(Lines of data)
┌────────

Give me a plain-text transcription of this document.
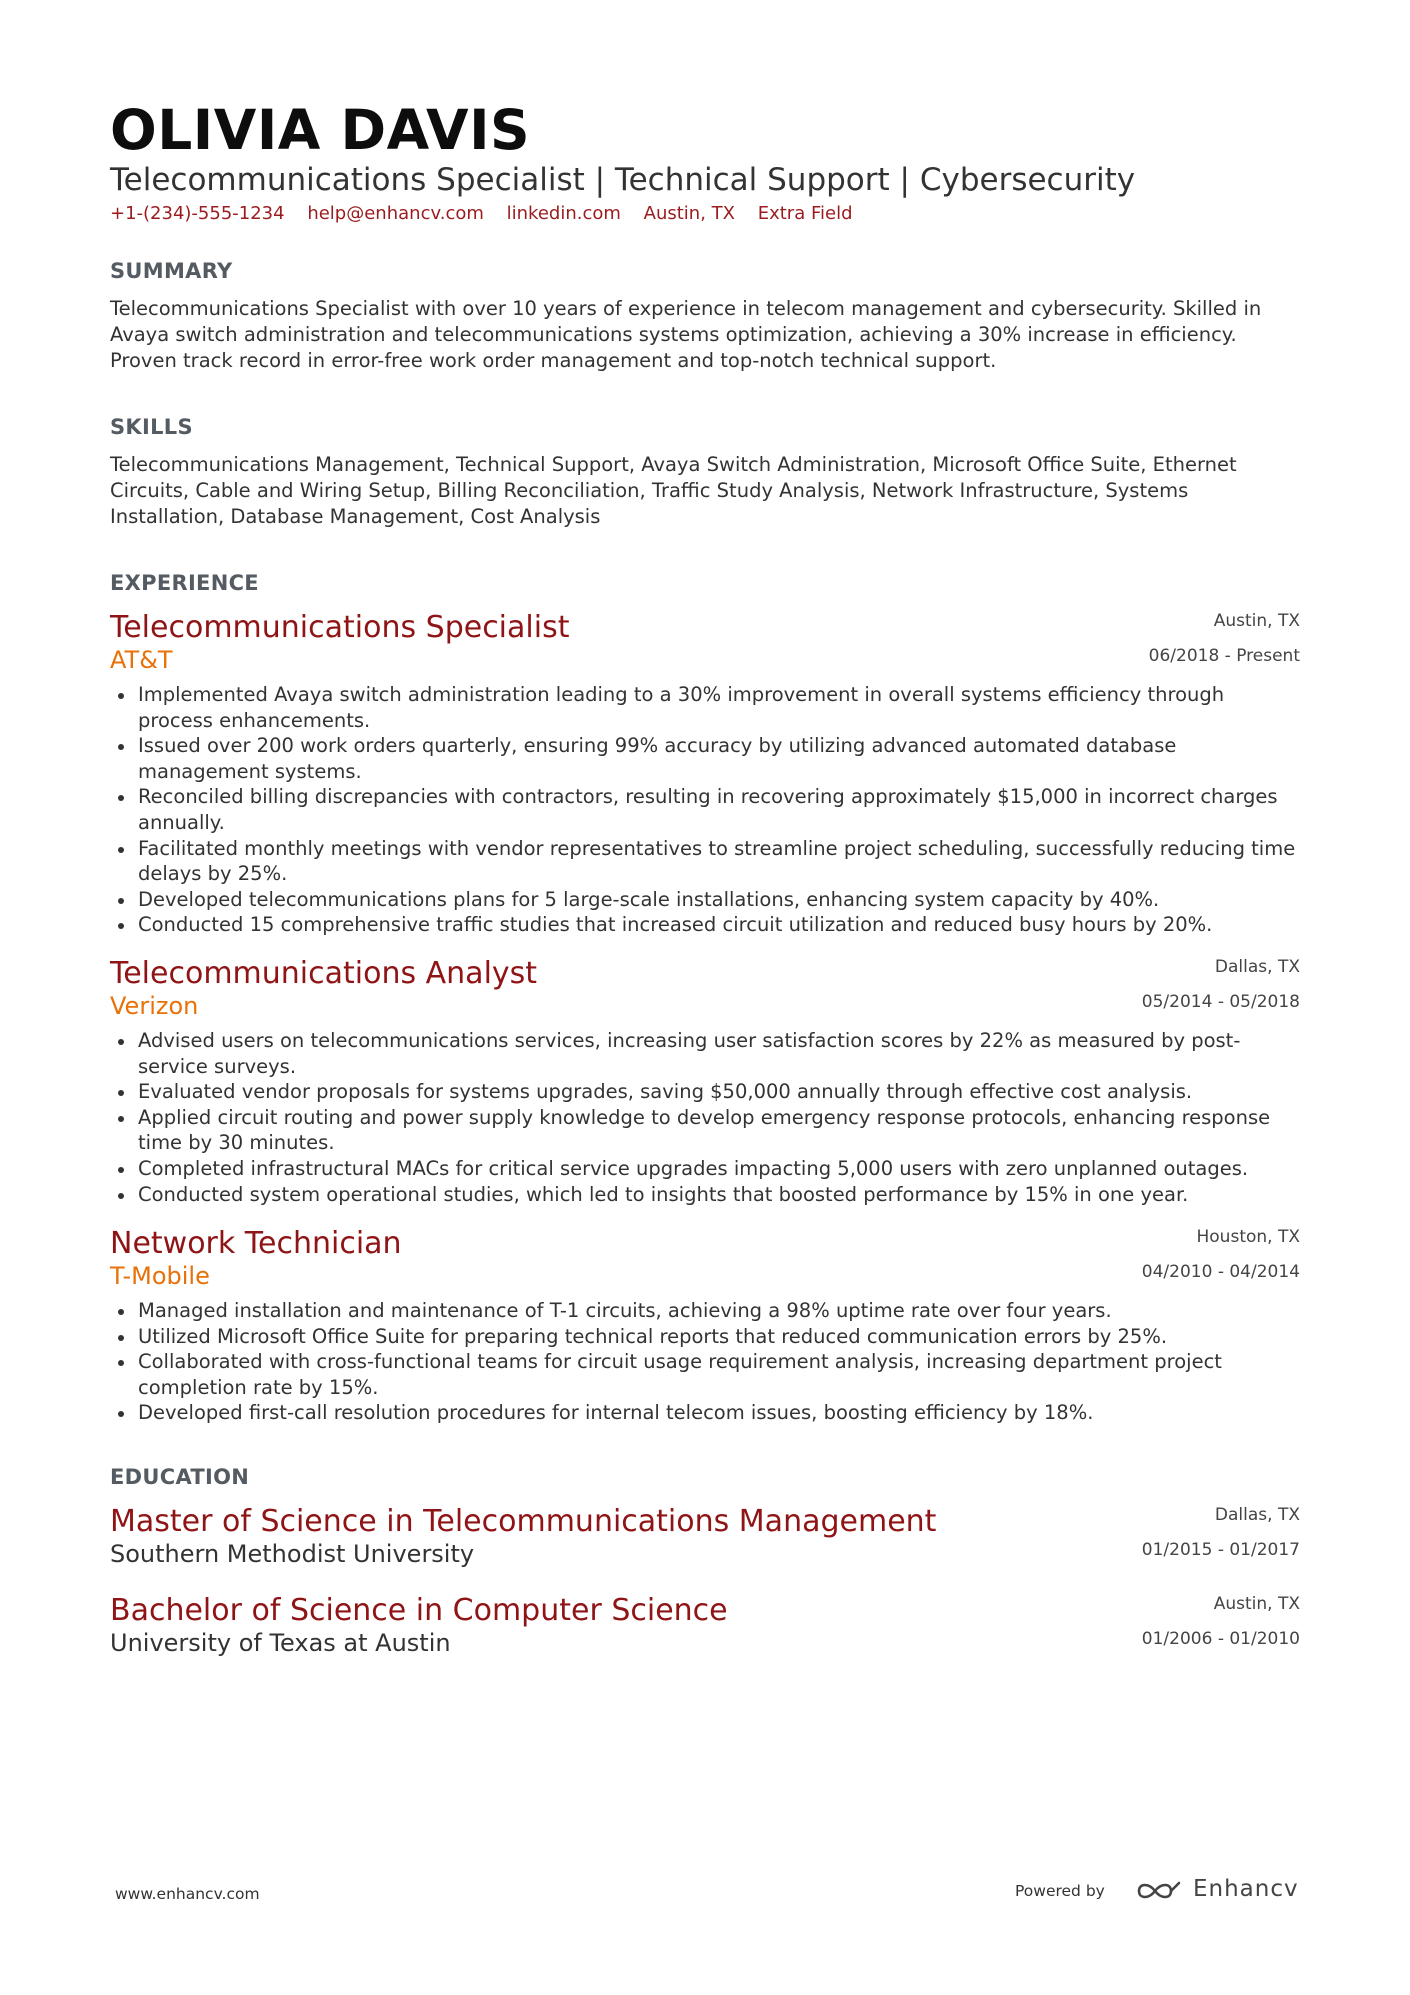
OLIVIA DAVIS
Telecommunications Specialist | Technical Support | Cybersecurity
+1-(234)-555-1234 help@enhancv.com linkedin.com Austin, TX Extra Field
SUMMARY
Telecommunications Specialist with over 10 years of experience in telecom management and cybersecurity. Skilled in Avaya switch administration and telecommunications systems optimization, achieving a 30% increase in efficiency. Proven track record in error-free work order management and top-notch technical support.
SKILLS
Telecommunications Management, Technical Support, Avaya Switch Administration, Microsoft Office Suite, Ethernet Circuits, Cable and Wiring Setup, Billing Reconciliation, Traffic Study Analysis, Network Infrastructure, Systems Installation, Database Management, Cost Analysis
EXPERIENCE
Telecommunications Specialist
AT&T
Austin, TX
06/2018 - Present
Implemented Avaya switch administration leading to a 30% improvement in overall systems efficiency through process enhancements.
Issued over 200 work orders quarterly, ensuring 99% accuracy by utilizing advanced automated database management systems.
Reconciled billing discrepancies with contractors, resulting in recovering approximately $15,000 in incorrect charges annually.
Facilitated monthly meetings with vendor representatives to streamline project scheduling, successfully reducing time delays by 25%.
Developed telecommunications plans for 5 large-scale installations, enhancing system capacity by 40%.
Conducted 15 comprehensive traffic studies that increased circuit utilization and reduced busy hours by 20%.
Telecommunications Analyst
Verizon
Dallas, TX
05/2014 - 05/2018
Advised users on telecommunications services, increasing user satisfaction scores by 22% as measured by post-service surveys.
Evaluated vendor proposals for systems upgrades, saving $50,000 annually through effective cost analysis.
Applied circuit routing and power supply knowledge to develop emergency response protocols, enhancing response time by 30 minutes.
Completed infrastructural MACs for critical service upgrades impacting 5,000 users with zero unplanned outages.
Conducted system operational studies, which led to insights that boosted performance by 15% in one year.
Network Technician
T-Mobile
Houston, TX
04/2010 - 04/2014
Managed installation and maintenance of T-1 circuits, achieving a 98% uptime rate over four years.
Utilized Microsoft Office Suite for preparing technical reports that reduced communication errors by 25%.
Collaborated with cross-functional teams for circuit usage requirement analysis, increasing department project completion rate by 15%.
Developed first-call resolution procedures for internal telecom issues, boosting efficiency by 18%.
EDUCATION
Master of Science in Telecommunications Management
Southern Methodist University
Dallas, TX
01/2015 - 01/2017
Bachelor of Science in Computer Science
University of Texas at Austin
Austin, TX
01/2006 - 01/2010
www.enhancv.com	Powered by	Enhancv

└────────

* Problem description *
Print each record exactly as it stands, leaving the images out.

* Exercise solution *
Give me a plain-text transcription of this document.
OLIVIA DAVIS
Telecommunications Specialist | Technical Support | Cybersecurity
+1-(234)-555-1234 help@enhancv.com linkedin.com Austin, TX Extra Field
SUMMARY
Telecommunications Specialist with over 10 years of experience in telecom management and cybersecurity. Skilled in Avaya switch administration and telecommunications systems optimization, achieving a 30% increase in efficiency. Proven track record in error-free work order management and top-notch technical support.
SKILLS
Telecommunications Management, Technical Support, Avaya Switch Administration, Microsoft Office Suite, Ethernet Circuits, Cable and Wiring Setup, Billing Reconciliation, Traffic Study Analysis, Network Infrastructure, Systems Installation, Database Management, Cost Analysis
EXPERIENCE
Telecommunications Specialist
AT&T
Austin, TX
06/2018 - Present
Implemented Avaya switch administration leading to a 30% improvement in overall systems efficiency through process enhancements.
Issued over 200 work orders quarterly, ensuring 99% accuracy by utilizing advanced automated database management systems.
Reconciled billing discrepancies with contractors, resulting in recovering approximately $15,000 in incorrect charges annually.
Facilitated monthly meetings with vendor representatives to streamline project scheduling, successfully reducing time delays by 25%.
Developed telecommunications plans for 5 large-scale installations, enhancing system capacity by 40%.
Conducted 15 comprehensive traffic studies that increased circuit utilization and reduced busy hours by 20%.
Telecommunications Analyst
Verizon
Dallas, TX
05/2014 - 05/2018
Advised users on telecommunications services, increasing user satisfaction scores by 22% as measured by post-service surveys.
Evaluated vendor proposals for systems upgrades, saving $50,000 annually through effective cost analysis.
Applied circuit routing and power supply knowledge to develop emergency response protocols, enhancing response time by 30 minutes.
Completed infrastructural MACs for critical service upgrades impacting 5,000 users with zero unplanned outages.
Conducted system operational studies, which led to insights that boosted performance by 15% in one year.
Network Technician
T-Mobile
Houston, TX
04/2010 - 04/2014
Managed installation and maintenance of T-1 circuits, achieving a 98% uptime rate over four years.
Utilized Microsoft Office Suite for preparing technical reports that reduced communication errors by 25%.
Collaborated with cross-functional teams for circuit usage requirement analysis, increasing department project completion rate by 15%.
Developed first-call resolution procedures for internal telecom issues, boosting efficiency by 18%.
EDUCATION
Master of Science in Telecommunications Management
Southern Methodist University
Dallas, TX
01/2015 - 01/2017
Bachelor of Science in Computer Science
University of Texas at Austin
Austin, TX
01/2006 - 01/2010
www.enhancv.com	Powered by	Enhancv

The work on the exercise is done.